→ Objective
All lines featuring the string "value" are to be listed.
## BEGIN Record set
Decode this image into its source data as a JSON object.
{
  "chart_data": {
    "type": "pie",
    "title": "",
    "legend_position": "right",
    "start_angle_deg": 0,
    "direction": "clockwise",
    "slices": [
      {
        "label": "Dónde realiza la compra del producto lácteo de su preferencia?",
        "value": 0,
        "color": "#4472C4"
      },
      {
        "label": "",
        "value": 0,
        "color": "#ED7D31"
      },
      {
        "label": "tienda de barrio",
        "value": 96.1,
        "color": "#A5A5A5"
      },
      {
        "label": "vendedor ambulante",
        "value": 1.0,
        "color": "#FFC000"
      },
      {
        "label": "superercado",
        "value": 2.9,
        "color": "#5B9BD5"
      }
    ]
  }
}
## END Record set
→ Solution for this problem
        "value": 0,
        "value": 0,
        "value": 96.1,
        "value": 1.0,
        "value": 2.9,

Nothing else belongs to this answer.